Entries from a visual dataset
------------------------------------------------------------------------

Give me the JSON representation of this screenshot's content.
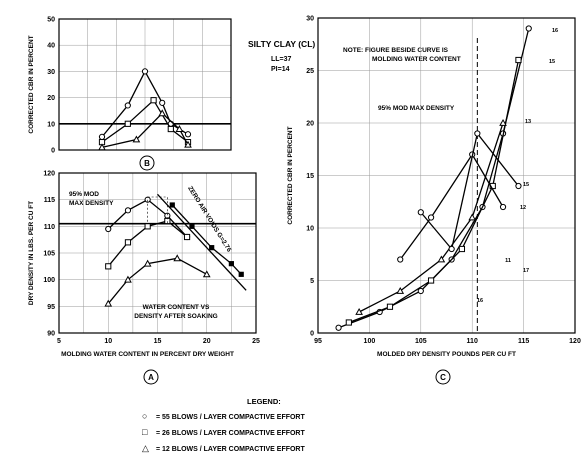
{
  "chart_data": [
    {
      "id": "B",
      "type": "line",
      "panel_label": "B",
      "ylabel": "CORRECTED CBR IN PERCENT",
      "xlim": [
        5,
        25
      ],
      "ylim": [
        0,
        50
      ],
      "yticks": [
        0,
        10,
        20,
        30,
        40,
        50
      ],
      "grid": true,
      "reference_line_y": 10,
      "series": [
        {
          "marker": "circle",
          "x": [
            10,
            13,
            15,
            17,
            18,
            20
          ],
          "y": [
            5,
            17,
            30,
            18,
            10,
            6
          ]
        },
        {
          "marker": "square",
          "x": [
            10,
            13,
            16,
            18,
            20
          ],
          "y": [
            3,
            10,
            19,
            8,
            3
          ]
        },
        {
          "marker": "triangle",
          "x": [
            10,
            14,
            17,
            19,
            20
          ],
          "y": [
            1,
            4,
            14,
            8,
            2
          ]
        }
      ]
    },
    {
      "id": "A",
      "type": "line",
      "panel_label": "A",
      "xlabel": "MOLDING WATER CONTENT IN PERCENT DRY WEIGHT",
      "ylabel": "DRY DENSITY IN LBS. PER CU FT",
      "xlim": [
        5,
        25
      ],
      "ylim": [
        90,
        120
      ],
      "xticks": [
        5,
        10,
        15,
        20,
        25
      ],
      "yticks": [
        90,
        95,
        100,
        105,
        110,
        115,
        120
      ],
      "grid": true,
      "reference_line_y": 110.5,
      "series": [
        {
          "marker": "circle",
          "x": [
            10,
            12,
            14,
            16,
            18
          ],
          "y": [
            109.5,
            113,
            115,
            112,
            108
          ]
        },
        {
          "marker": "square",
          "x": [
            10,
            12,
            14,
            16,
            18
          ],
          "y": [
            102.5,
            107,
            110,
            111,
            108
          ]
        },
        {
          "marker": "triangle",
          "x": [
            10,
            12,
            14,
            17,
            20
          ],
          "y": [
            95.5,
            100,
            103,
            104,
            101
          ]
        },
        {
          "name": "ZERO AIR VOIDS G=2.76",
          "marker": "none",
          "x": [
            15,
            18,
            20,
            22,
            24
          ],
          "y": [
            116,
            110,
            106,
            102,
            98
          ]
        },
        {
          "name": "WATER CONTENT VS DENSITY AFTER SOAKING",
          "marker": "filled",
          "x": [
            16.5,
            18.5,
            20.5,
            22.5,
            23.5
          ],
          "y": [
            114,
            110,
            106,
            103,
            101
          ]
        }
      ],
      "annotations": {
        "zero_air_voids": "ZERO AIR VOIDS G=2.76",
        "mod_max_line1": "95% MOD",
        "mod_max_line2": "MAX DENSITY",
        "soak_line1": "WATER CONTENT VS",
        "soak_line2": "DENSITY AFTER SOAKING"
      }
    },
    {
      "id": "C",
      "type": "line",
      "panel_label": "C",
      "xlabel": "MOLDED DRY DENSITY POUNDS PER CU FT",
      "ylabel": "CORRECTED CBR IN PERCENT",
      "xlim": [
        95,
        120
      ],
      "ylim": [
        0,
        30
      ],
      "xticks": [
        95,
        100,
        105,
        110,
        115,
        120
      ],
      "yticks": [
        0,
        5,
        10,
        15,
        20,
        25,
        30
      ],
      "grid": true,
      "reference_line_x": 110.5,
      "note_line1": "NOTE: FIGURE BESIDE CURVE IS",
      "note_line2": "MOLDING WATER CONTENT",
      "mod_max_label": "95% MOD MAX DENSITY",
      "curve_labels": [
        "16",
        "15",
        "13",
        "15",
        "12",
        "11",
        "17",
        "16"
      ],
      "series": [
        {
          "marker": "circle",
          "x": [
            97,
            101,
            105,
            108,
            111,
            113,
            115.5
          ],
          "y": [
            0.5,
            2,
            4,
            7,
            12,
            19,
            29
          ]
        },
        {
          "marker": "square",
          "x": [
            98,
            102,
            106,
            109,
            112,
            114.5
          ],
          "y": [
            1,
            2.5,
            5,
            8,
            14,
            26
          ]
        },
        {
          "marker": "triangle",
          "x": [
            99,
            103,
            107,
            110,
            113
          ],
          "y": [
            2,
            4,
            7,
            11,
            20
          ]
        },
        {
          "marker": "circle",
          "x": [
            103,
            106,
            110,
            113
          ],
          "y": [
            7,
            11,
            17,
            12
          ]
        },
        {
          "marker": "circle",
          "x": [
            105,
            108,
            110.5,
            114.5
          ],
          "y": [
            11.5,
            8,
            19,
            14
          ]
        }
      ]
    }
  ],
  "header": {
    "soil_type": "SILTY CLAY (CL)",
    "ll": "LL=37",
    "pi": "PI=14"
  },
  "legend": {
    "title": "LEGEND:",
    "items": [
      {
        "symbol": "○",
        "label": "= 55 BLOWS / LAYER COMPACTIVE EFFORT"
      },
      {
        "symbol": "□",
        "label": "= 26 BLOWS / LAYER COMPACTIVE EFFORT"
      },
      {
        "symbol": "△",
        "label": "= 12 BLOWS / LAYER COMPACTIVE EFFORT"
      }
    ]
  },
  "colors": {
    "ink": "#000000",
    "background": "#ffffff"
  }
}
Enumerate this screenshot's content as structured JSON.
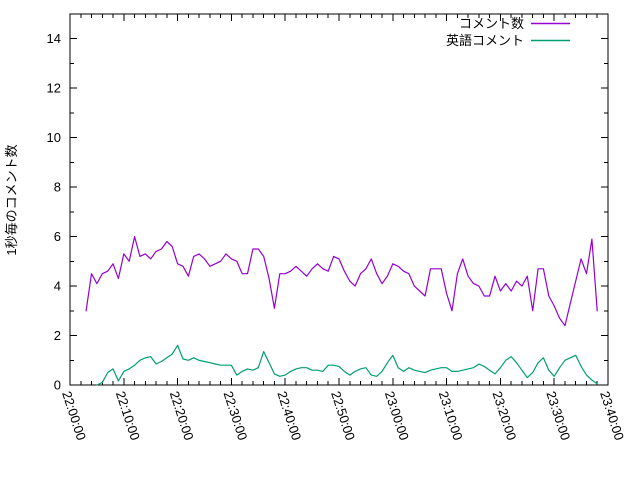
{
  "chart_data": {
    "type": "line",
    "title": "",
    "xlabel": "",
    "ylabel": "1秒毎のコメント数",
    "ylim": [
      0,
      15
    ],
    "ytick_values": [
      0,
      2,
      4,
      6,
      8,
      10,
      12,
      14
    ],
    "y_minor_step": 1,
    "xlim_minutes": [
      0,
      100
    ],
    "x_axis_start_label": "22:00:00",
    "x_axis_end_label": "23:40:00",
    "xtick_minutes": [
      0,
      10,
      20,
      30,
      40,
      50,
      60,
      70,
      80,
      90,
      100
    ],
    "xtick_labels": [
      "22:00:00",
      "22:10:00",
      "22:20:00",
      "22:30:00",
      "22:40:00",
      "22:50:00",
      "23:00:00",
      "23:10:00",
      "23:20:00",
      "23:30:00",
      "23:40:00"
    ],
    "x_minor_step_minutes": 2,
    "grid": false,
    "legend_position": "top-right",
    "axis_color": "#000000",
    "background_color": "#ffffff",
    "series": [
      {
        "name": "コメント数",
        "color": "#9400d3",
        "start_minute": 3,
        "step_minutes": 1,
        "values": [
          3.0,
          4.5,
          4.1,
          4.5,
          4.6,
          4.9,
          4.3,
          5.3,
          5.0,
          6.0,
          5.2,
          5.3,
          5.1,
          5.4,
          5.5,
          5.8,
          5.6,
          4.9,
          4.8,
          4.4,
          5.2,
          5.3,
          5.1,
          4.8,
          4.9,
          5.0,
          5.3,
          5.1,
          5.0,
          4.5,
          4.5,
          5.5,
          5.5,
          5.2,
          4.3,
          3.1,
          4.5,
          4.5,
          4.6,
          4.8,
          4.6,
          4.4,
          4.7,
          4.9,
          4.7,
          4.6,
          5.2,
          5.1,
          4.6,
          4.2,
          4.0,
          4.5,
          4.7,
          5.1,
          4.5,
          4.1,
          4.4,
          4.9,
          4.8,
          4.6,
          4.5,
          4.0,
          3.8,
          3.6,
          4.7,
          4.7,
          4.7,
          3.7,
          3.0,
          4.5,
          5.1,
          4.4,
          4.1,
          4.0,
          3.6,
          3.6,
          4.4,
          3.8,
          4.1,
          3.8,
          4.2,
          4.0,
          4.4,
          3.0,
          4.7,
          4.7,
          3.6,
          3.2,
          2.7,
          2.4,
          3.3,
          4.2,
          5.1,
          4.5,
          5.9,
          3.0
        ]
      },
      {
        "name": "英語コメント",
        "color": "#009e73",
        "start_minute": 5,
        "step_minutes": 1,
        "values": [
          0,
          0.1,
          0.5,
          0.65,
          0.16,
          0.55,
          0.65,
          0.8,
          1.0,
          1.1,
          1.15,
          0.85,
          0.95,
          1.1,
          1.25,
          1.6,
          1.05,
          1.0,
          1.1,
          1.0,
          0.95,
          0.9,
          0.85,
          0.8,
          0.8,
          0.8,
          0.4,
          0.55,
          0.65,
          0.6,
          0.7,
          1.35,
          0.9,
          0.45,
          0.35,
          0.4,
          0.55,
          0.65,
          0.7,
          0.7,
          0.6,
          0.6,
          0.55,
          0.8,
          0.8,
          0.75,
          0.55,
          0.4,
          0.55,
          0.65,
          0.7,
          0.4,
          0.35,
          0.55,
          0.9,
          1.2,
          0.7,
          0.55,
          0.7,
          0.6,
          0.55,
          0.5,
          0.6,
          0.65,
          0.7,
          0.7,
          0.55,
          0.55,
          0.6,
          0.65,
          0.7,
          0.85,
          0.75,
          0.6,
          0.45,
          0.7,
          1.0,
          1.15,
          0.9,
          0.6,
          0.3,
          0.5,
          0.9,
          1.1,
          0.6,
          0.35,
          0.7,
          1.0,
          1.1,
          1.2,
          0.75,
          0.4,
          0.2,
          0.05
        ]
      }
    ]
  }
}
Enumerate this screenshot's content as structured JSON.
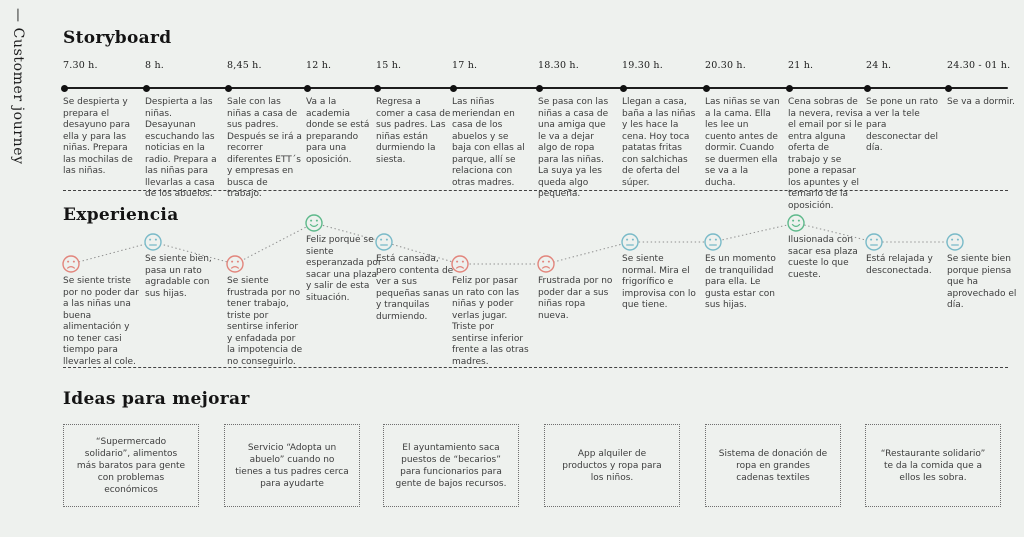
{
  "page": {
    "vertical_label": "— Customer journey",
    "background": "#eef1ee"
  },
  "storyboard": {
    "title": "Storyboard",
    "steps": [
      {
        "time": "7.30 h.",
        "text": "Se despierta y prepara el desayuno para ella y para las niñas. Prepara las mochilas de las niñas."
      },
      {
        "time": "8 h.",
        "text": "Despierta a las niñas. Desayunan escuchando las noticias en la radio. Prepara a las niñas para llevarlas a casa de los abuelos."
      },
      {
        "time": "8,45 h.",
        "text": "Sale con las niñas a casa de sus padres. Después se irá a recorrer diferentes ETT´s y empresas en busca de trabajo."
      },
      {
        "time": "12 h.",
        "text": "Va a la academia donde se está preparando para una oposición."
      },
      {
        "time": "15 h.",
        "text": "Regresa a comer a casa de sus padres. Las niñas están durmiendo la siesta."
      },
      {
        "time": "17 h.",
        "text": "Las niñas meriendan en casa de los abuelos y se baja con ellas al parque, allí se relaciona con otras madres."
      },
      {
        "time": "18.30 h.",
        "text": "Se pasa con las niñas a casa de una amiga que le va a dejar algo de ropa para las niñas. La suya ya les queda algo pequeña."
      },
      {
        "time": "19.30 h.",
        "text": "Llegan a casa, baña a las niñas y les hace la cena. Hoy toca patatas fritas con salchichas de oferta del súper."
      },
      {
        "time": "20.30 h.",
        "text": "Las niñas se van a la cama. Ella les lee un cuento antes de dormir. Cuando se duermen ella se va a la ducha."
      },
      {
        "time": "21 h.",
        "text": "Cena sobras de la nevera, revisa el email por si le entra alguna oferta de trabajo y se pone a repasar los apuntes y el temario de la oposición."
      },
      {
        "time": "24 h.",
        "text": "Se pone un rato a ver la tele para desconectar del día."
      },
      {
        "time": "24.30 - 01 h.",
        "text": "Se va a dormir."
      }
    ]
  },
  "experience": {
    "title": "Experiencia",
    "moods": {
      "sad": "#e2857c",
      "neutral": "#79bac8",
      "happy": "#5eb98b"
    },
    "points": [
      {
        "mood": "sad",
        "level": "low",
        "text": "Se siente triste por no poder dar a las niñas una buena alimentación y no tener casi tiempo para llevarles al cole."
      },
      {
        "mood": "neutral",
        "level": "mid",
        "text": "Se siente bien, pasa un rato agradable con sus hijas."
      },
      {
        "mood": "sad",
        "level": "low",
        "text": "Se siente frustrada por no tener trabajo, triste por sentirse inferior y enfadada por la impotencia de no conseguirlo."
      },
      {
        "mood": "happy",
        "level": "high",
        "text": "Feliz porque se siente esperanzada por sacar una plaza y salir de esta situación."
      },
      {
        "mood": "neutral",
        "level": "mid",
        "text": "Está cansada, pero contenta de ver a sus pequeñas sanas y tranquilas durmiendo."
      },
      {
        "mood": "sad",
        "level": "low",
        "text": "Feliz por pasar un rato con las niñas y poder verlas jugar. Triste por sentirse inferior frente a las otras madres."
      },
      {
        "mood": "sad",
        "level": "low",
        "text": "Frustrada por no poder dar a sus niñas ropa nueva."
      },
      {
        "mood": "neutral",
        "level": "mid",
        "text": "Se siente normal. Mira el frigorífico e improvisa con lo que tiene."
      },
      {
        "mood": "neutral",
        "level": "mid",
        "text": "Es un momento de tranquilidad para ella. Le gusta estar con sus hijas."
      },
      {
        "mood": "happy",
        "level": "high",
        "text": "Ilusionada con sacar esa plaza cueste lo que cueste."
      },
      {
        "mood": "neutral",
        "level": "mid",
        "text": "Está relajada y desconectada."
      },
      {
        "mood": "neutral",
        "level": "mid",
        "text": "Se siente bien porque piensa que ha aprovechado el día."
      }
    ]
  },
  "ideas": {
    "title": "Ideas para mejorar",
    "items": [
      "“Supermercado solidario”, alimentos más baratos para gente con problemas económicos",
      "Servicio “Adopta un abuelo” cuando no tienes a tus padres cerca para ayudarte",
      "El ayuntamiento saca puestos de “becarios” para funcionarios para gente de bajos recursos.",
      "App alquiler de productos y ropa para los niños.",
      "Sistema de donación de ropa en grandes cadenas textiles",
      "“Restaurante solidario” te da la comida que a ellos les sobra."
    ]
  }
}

------------------------------------------------------------------------

**Work to be completed:** All lines that include "ffffff" are to be gathered and copied.

**Solution below:**
    "background": "#ffffff"
    "background_color": "#ffffff",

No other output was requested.